> _PROBLEM TO WORK ON_
Arrange every line of the data below as a numbered list, skipping blank lines. Leave the pictures out of your answer.

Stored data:
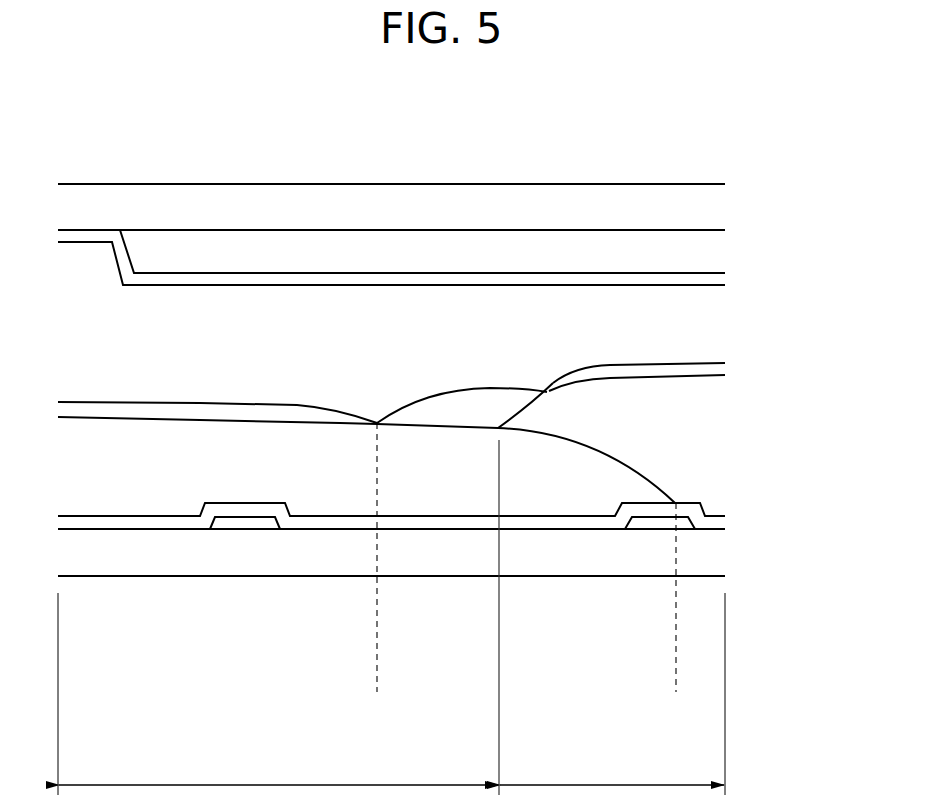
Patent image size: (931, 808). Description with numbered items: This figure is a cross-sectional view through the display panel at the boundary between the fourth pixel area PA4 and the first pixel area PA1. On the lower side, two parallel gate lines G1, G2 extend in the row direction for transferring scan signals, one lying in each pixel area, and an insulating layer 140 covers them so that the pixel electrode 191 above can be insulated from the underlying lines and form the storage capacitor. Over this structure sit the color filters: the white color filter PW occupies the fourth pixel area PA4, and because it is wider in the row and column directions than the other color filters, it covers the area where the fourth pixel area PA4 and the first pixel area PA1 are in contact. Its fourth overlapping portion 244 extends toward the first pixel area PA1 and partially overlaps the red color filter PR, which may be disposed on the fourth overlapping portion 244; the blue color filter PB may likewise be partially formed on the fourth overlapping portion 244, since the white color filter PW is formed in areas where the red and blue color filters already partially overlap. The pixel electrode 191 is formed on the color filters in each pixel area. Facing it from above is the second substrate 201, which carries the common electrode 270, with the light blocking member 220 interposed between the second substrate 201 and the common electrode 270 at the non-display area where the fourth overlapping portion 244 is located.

The second substrate 201 is at (713, 209).
The light blocking member 220 is at (713, 250).
The common electrode 270 is at (715, 278).
The pixel electrode 191 is at (178, 412).
The insulating layer 140 is at (722, 522).
The fourth overlapping portion 244 is at (675, 687).
The gate line G1 is at (243, 523).
The gate line G2 is at (648, 524).
The fourth pixel area PA4 is at (278, 767).
The first pixel area PA1 is at (612, 767).
The blue color filter PB is at (482, 408).
The white color filter PW is at (317, 462).
The red color filter PR is at (678, 417).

> _WORKED ANSWER_
1. Patent image size: (931, 808). Description with numbered items: This figure is a cross-sectional view through the display panel at the boundary between the fourth pixel area PA4 and the first pixel area PA1. On the lower side, two parallel gate lines G1, G2 extend in the row direction for transferring scan signals, one lying in each pixel area, and an insulating layer 140 covers them so that the pixel electrode 191 above can be insulated from the underlying lines and form the storage capacitor. Over this structure sit the color filters: the white color filter PW occupies the fourth pixel area PA4, and because it is wider in the row and column directions than the other color filters, it covers the area where the fourth pixel area PA4 and the first pixel area PA1 are in contact. Its fourth overlapping portion 244 extends toward the first pixel area PA1 and partially overlaps the red color filter PR, which may be disposed on the fourth overlapping portion 244; the blue color filter PB may likewise be partially formed on the fourth overlapping portion 244, since the white color filter PW is formed in areas where the red and blue color filters already partially overlap. The pixel electrode 191 is formed on the color filters in each pixel area. Facing it from above is the second substrate 201, which carries the common electrode 270, with the light blocking member 220 interposed between the second substrate 201 and the common electrode 270 at the non-display area where the fourth overlapping portion 244 is located.
2. The second substrate 201 is at (713, 209).
3. The light blocking member 220 is at (713, 250).
4. The common electrode 270 is at (715, 278).
5. The pixel electrode 191 is at (178, 412).
6. The insulating layer 140 is at (722, 522).
7. The fourth overlapping portion 244 is at (675, 687).
8. The gate line G1 is at (243, 523).
9. The gate line G2 is at (648, 524).
10. The fourth pixel area PA4 is at (278, 767).
11. The first pixel area PA1 is at (612, 767).
12. The blue color filter PB is at (482, 408).
13. The white color filter PW is at (317, 462).
14. The red color filter PR is at (678, 417).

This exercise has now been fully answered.